Write out every line below that includes the word "this".

** begin Data shown **

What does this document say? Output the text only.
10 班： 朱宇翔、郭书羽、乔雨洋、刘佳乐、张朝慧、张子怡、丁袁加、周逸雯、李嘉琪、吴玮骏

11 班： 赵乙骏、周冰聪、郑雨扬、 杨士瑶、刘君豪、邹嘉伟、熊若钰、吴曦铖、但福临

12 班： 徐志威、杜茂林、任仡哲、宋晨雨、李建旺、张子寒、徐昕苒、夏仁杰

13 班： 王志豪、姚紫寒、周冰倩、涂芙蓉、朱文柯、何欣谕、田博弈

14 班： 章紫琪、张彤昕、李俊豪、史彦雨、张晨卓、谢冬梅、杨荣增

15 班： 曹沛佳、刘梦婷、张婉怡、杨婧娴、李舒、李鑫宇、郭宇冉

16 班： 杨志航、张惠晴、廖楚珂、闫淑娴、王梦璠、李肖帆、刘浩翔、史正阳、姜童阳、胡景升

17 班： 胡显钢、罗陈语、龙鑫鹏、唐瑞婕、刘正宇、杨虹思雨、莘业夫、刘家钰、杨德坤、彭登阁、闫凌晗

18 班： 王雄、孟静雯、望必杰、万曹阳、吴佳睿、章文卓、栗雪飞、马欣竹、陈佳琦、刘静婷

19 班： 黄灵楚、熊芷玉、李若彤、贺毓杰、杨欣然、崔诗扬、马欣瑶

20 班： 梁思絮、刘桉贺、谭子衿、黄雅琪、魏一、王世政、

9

** end Data shown **
** begin Data shown **

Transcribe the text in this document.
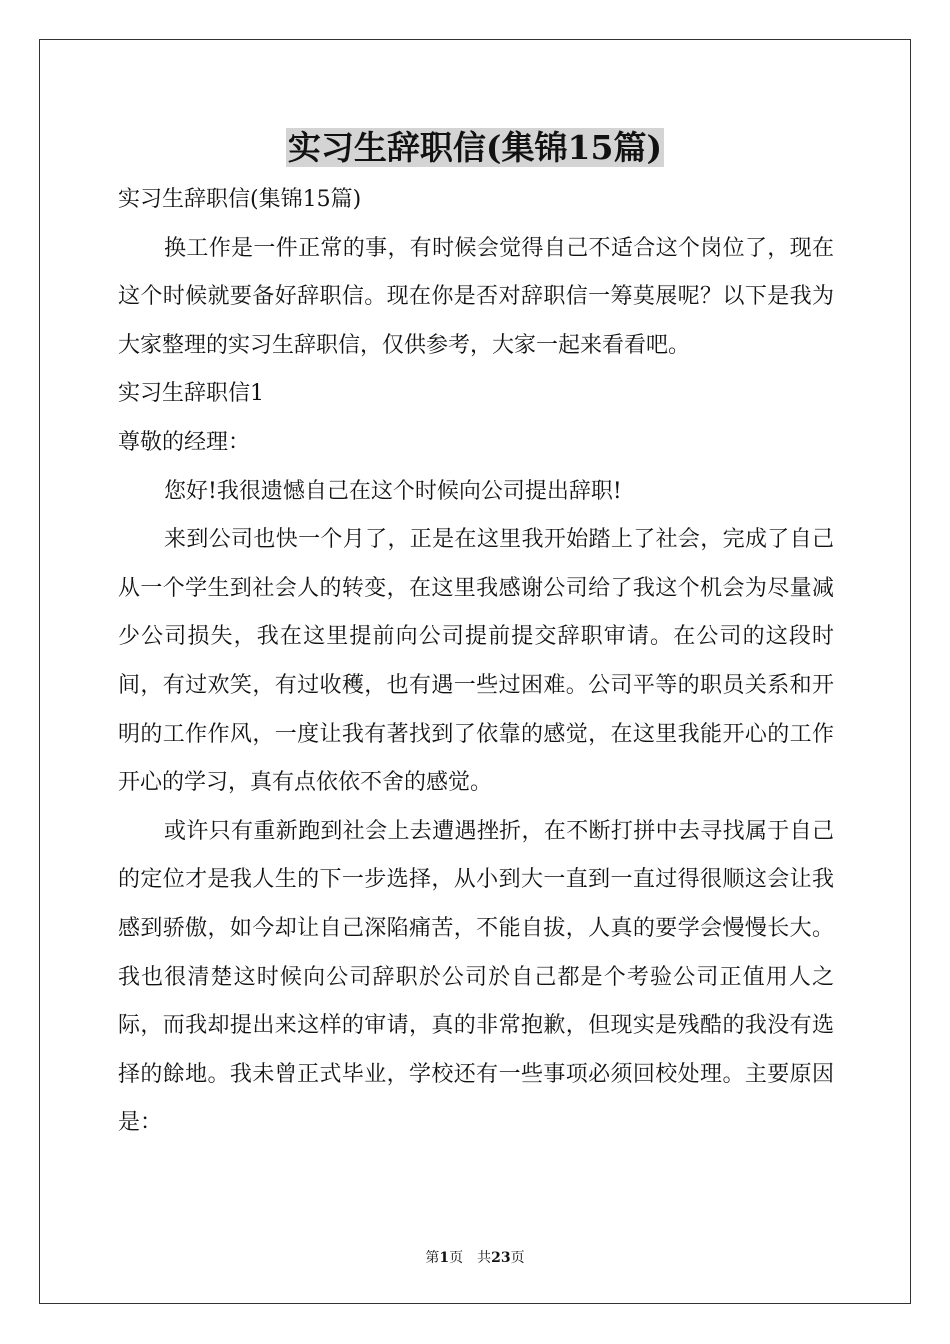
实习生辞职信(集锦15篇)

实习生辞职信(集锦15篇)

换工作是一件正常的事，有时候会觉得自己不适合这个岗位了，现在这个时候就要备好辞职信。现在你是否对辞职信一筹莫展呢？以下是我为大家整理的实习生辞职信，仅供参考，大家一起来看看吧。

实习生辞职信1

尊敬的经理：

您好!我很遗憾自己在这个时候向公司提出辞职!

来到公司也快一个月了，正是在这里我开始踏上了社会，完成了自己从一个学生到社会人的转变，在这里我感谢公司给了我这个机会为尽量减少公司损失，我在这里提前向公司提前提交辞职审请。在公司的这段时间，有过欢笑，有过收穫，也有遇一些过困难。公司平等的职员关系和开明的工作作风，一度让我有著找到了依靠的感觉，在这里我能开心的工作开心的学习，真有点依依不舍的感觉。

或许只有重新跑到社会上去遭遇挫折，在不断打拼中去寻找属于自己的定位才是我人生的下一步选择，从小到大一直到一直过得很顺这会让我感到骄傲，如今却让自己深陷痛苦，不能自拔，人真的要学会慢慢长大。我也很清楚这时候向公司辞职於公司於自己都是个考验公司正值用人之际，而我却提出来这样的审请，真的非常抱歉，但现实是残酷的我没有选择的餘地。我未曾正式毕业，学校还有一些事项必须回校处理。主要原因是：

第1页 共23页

** end Data shown **

Answer to the problem:
What does this document say? Output the text only.
Transcribe the text in this document.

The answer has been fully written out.